━━━━━ Records

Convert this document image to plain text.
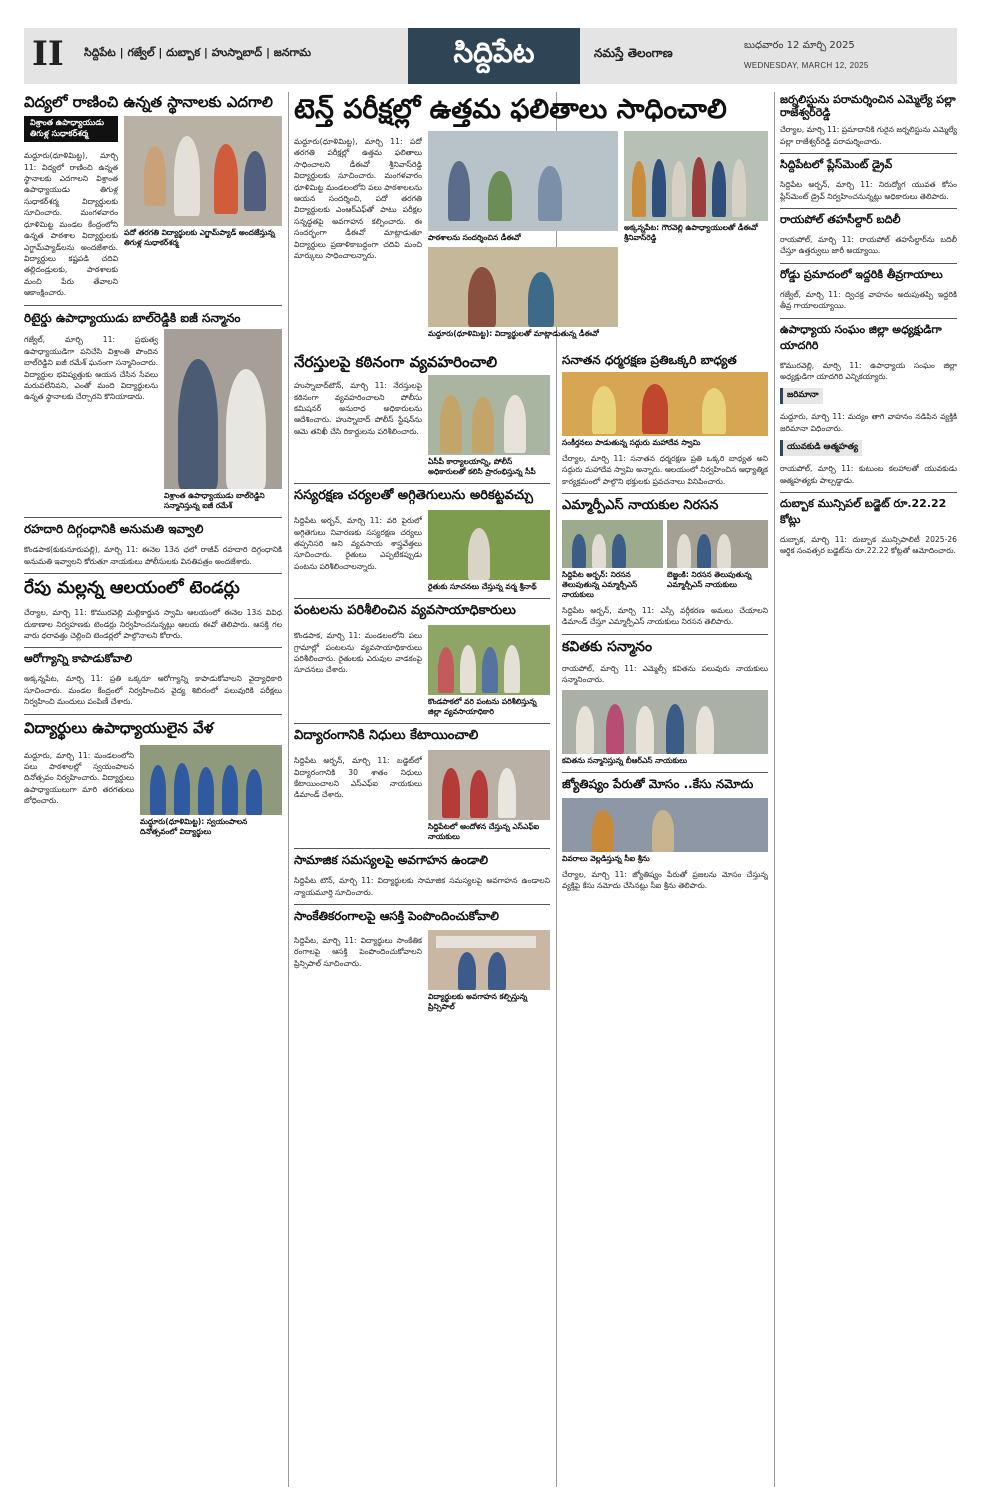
II సిద్దిపేట | గజ్వేల్ | దుబ్బాక | హుస్నాబాద్ | జనగామ	సిద్దిపేట	నమస్తే తెలంగాణ
బుధవారం 12 మార్చి 2025
WEDNESDAY, MARCH 12, 2025
విద్యలో రాణించి ఉన్నత స్థానాలకు ఎదగాలి
విశ్రాంత ఉపాధ్యాయుడు తిగుళ్ల సుధాకర్‌శర్మ
మద్దూరు(ధూళిమిట్ట), మార్చి 11: విద్యలో రాణించి ఉన్నత స్థానాలకు ఎదగాలని విశ్రాంత ఉపాధ్యాయుడు తిగుళ్ల సుధాకర్‌శర్మ విద్యార్థులకు సూచించారు. మంగళవారం ధూళిమిట్ట మండల కేంద్రంలోని ఉన్నత పాఠశాల విద్యార్థులకు ఎగ్జామ్‌ప్యాడ్‌లను అందజేశారు. విద్యార్థులు కష్టపడి చదివి తల్లిదండ్రులకు, పాఠశాలకు మంచి పేరు తేవాలని ఆకాంక్షించారు.
పదో తరగతి విద్యార్థులకు ఎగ్జామ్‌ప్యాడ్‌ అందజేస్తున్న తిగుళ్ల సుధాకర్‌శర్మ
రిటైర్డు ఉపాధ్యాయుడు బాల్‌రెడ్డికి ఐజీ సన్మానం
గజ్వేల్, మార్చి 11: ప్రభుత్వ ఉపాధ్యాయుడిగా పనిచేసి విశ్రాంతి పొందిన బాల్‌రెడ్డిని ఐజీ రమేశ్ ఘనంగా సన్మానించారు. విద్యార్థుల భవిష్యత్తుకు ఆయన చేసిన సేవలు మరువలేనివని, ఎంతో మంది విద్యార్థులను ఉన్నత స్థానాలకు చేర్చారని కొనియాడారు.
విశ్రాంత ఉపాధ్యాయుడు బాల్‌రెడ్డిని సన్మానిస్తున్న ఐజీ రమేశ్
రహదారి దిగ్గంధానికి అనుమతి ఇవ్వాలి
కొండపాక(కుకునూరుపల్లి), మార్చి 11: ఈనెల 13న ఛలో రాజీవ్ రహదారి దిగ్గంధానికి అనుమతి ఇవ్వాలని కోరుతూ నాయకులు పోలీసులకు వినతిపత్రం అందజేశారు.
రేపు మల్లన్న ఆలయంలో టెండర్లు
చేర్యాల, మార్చి 11: కొమురవెల్లి మల్లికార్జున స్వామి ఆలయంలో ఈనెల 13న వివిధ దుకాణాల నిర్వహణకు టెండర్లు నిర్వహించనున్నట్లు ఆలయ ఈవో తెలిపారు. ఆసక్తి గల వారు ధరావత్తు చెల్లించి టెండర్లలో పాల్గొనాలని కోరారు.
ఆరోగ్యాన్ని కాపాడుకోవాలి
అక్కన్నపేట, మార్చి 11: ప్రతి ఒక్కరూ ఆరోగ్యాన్ని కాపాడుకోవాలని వైద్యాధికారి సూచించారు. మండల కేంద్రంలో నిర్వహించిన వైద్య శిబిరంలో పలువురికి పరీక్షలు నిర్వహించి మందులు పంపిణీ చేశారు.
విద్యార్థులు ఉపాధ్యాయులైన వేళ
మద్దూరు, మార్చి 11: మండలంలోని పలు పాఠశాలల్లో స్వయంపాలన దినోత్సవం నిర్వహించారు. విద్యార్థులు ఉపాధ్యాయులుగా మారి తరగతులు బోధించారు.
మద్దూరు(ధూళిమిట్ట): స్వయంపాలన దినోత్సవంలో విద్యార్థులు
టెన్త్ పరీక్షల్లో ఉత్తమ ఫలితాలు సాధించాలి
మద్దూరు(ధూళిమిట్ట), మార్చి 11: పదో తరగతి పరీక్షల్లో ఉత్తమ ఫలితాలు సాధించాలని డీఈవో శ్రీనివాస్‌రెడ్డి విద్యార్థులకు సూచించారు. మంగళవారం ధూళిమిట్ట మండలంలోని పలు పాఠశాలలను ఆయన సందర్శించి, పదో తరగతి విద్యార్థులకు ఎంఆర్‌ఎఫ్‌తో పాటు పరీక్షల సన్నద్ధతపై అవగాహన కల్పించారు. ఈ సందర్భంగా డీఈవో మాట్లాడుతూ విద్యార్థులు ప్రణాళికాబద్ధంగా చదివి మంచి మార్కులు సాధించాలన్నారు.
పాఠశాలను సందర్శించిన డీఈవో
మద్దూరు(ధూళిమిట్ట): విద్యార్థులతో మాట్లాడుతున్న డీఈవో
అక్కన్నపేట: గౌరవెల్లి ఉపాధ్యాయులతో డీఈవో శ్రీనివాస్‌రెడ్డి
నేరస్తులపై కఠినంగా వ్యవహరించాలి
హుస్నాబాద్‌టౌన్, మార్చి 11: నేరస్తులపై కఠినంగా వ్యవహరించాలని పోలీసు కమిషనర్ అనురాధ అధికారులను ఆదేశించారు. హుస్నాబాద్ పోలీస్ స్టేషన్‌ను ఆమె తనిఖీ చేసి రికార్డులను పరిశీలించారు.
ఏసీపీ కార్యాలయాన్ని, పోలీస్ అధికారులతో కలిసి ప్రారంభిస్తున్న సీపీ
సస్యరక్షణ చర్యలతో అగ్గితెగులును అరికట్టవచ్చు
సిద్దిపేట అర్బన్, మార్చి 11: వరి పైరులో అగ్గితెగులు నివారణకు సస్యరక్షణ చర్యలు తప్పనిసరి అని వ్యవసాయ శాస్త్రవేత్తలు సూచించారు. రైతులు ఎప్పటికప్పుడు పంటను పరిశీలించాలన్నారు.
రైతుకు సూచనలు చేస్తున్న వర్మ శ్రీనాథ్
పంటలను పరిశీలించిన వ్యవసాయాధికారులు
కొండపాక, మార్చి 11: మండలంలోని పలు గ్రామాల్లో పంటలను వ్యవసాయాధికారులు పరిశీలించారు. రైతులకు ఎరువుల వాడకంపై సూచనలు చేశారు.
కొండపాకలో వరి పంటను పరిశీలిస్తున్న జిల్లా వ్యవసాయాధికారి
విద్యారంగానికి నిధులు కేటాయించాలి
సిద్దిపేట అర్బన్, మార్చి 11: బడ్జెట్‌లో విద్యారంగానికి 30 శాతం నిధులు కేటాయించాలని ఎస్‌ఎఫ్‌ఐ నాయకులు డిమాండ్ చేశారు.
సిద్దిపేటలో ఆందోళన చేస్తున్న ఎస్‌ఎఫ్‌ఐ నాయకులు
సామాజిక సమస్యలపై అవగాహన ఉండాలి
సిద్దిపేట టౌన్, మార్చి 11: విద్యార్థులకు సామాజిక సమస్యలపై అవగాహన ఉండాలని న్యాయమూర్తి సూచించారు.
సాంకేతికరంగాలపై ఆసక్తి పెంపొందించుకోవాలి
సిద్దిపేట, మార్చి 11: విద్యార్థులు సాంకేతిక రంగాలపై ఆసక్తి పెంపొందించుకోవాలని ప్రిన్సిపాల్ సూచించారు.
విద్యార్థులకు అవగాహన కల్పిస్తున్న ప్రిన్సిపాల్
సనాతన ధర్మరక్షణ ప్రతిఒక్కరి బాధ్యత
సంకీర్తనలు పాడుతున్న సద్గురు మహాదేవ స్వామి
చేర్యాల, మార్చి 11: సనాతన ధర్మరక్షణ ప్రతి ఒక్కరి బాధ్యత అని సద్గురు మహాదేవ స్వామి అన్నారు. ఆలయంలో నిర్వహించిన ఆధ్యాత్మిక కార్యక్రమంలో పాల్గొని భక్తులకు ప్రవచనాలు వినిపించారు.
ఎమ్మార్పీఎస్ నాయకుల నిరసన
సిద్దిపేట అర్బన్: నిరసన తెలుపుతున్న ఎమ్మార్పీఎస్ నాయకులు
బెజ్జంకి: నిరసన తెలుపుతున్న ఎమ్మార్పీఎస్ నాయకులు
సిద్దిపేట అర్బన్, మార్చి 11: ఎస్సీ వర్గీకరణ అమలు చేయాలని డిమాండ్ చేస్తూ ఎమ్మార్పీఎస్ నాయకులు నిరసన తెలిపారు.
కవితకు సన్మానం
రాయపోల్, మార్చి 11: ఎమ్మెల్సీ కవితను పలువురు నాయకులు సన్మానించారు.
కవితను సన్మానిస్తున్న బీఆర్ఎస్ నాయకులు
జ్యోతిష్యం పేరుతో మోసం ..కేసు నమోదు
వివరాలు వెల్లడిస్తున్న సీఐ శ్రీను
చేర్యాల, మార్చి 11: జ్యోతిష్యం పేరుతో ప్రజలను మోసం చేస్తున్న వ్యక్తిపై కేసు నమోదు చేసినట్లు సీఐ శ్రీను తెలిపారు.
జర్నలిస్టును పరామర్శించిన ఎమ్మెల్యే పల్లా రాజేశ్వర్‌రెడ్డి
చేర్యాల, మార్చి 11: ప్రమాదానికి గురైన జర్నలిస్టును ఎమ్మెల్యే పల్లా రాజేశ్వర్‌రెడ్డి పరామర్శించారు.
సిద్దిపేటలో ప్లేస్‌మెంట్ డ్రైవ్
సిద్దిపేట అర్బన్, మార్చి 11: నిరుద్యోగ యువత కోసం ప్లేస్‌మెంట్ డ్రైవ్ నిర్వహించనున్నట్లు అధికారులు తెలిపారు.
రాయపోల్ తహసీల్దార్ బదిలీ
రాయపోల్, మార్చి 11: రాయపోల్ తహసీల్దార్‌ను బదిలీ చేస్తూ ఉత్తర్వులు జారీ అయ్యాయి.
రోడ్డు ప్రమాదంలో ఇద్దరికి తీవ్రగాయాలు
గజ్వేల్, మార్చి 11: ద్విచక్ర వాహనం అదుపుతప్పి ఇద్దరికి తీవ్ర గాయాలయ్యాయి.
ఉపాధ్యాయ సంఘం జిల్లా అధ్యక్షుడిగా యాదగిరి
కొమురవెల్లి, మార్చి 11: ఉపాధ్యాయ సంఘం జిల్లా అధ్యక్షుడిగా యాదగిరి ఎన్నికయ్యారు.
జరిమానా
మద్దూరు, మార్చి 11: మద్యం తాగి వాహనం నడిపిన వ్యక్తికి జరిమానా విధించారు.
యువకుడి ఆత్మహత్య
రాయపోల్, మార్చి 11: కుటుంబ కలహాలతో యువకుడు ఆత్మహత్యకు పాల్పడ్డాడు.
దుబ్బాక మున్సిపల్ బడ్జెట్ రూ.22.22 కోట్లు
దుబ్బాక, మార్చి 11: దుబ్బాక మున్సిపాలిటీ 2025-26 ఆర్థిక సంవత్సర బడ్జెట్‌ను రూ.22.22 కోట్లతో ఆమోదించారు.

━━━━━━━━━━

_Exercise aim_:
Where a line above contains the word "తరగత", copy that line.

_Solution to the exercise_:
పదో తరగతి విద్యార్థులకు ఎగ్జామ్‌ప్యాడ్‌ అందజేస్తున్న తిగుళ్ల సుధాకర్‌శర్మ
మద్దూరు, మార్చి 11: మండలంలోని పలు పాఠశాలల్లో స్వయంపాలన దినోత్సవం నిర్వహించారు. విద్యార్థులు ఉపాధ్యాయులుగా మారి తరగతులు బోధించారు.
మద్దూరు(ధూళిమిట్ట), మార్చి 11: పదో తరగతి పరీక్షల్లో ఉత్తమ ఫలితాలు సాధించాలని డీఈవో శ్రీనివాస్‌రెడ్డి విద్యార్థులకు సూచించారు. మంగళవారం ధూళిమిట్ట మండలంలోని పలు పాఠశాలలను ఆయన సందర్శించి, పదో తరగతి విద్యార్థులకు ఎంఆర్‌ఎఫ్‌తో పాటు పరీక్షల సన్నద్ధతపై అవగాహన కల్పించారు. ఈ సందర్భంగా డీఈవో మాట్లాడుతూ విద్యార్థులు ప్రణాళికాబద్ధంగా చదివి మంచి మార్కులు సాధించాలన్నారు.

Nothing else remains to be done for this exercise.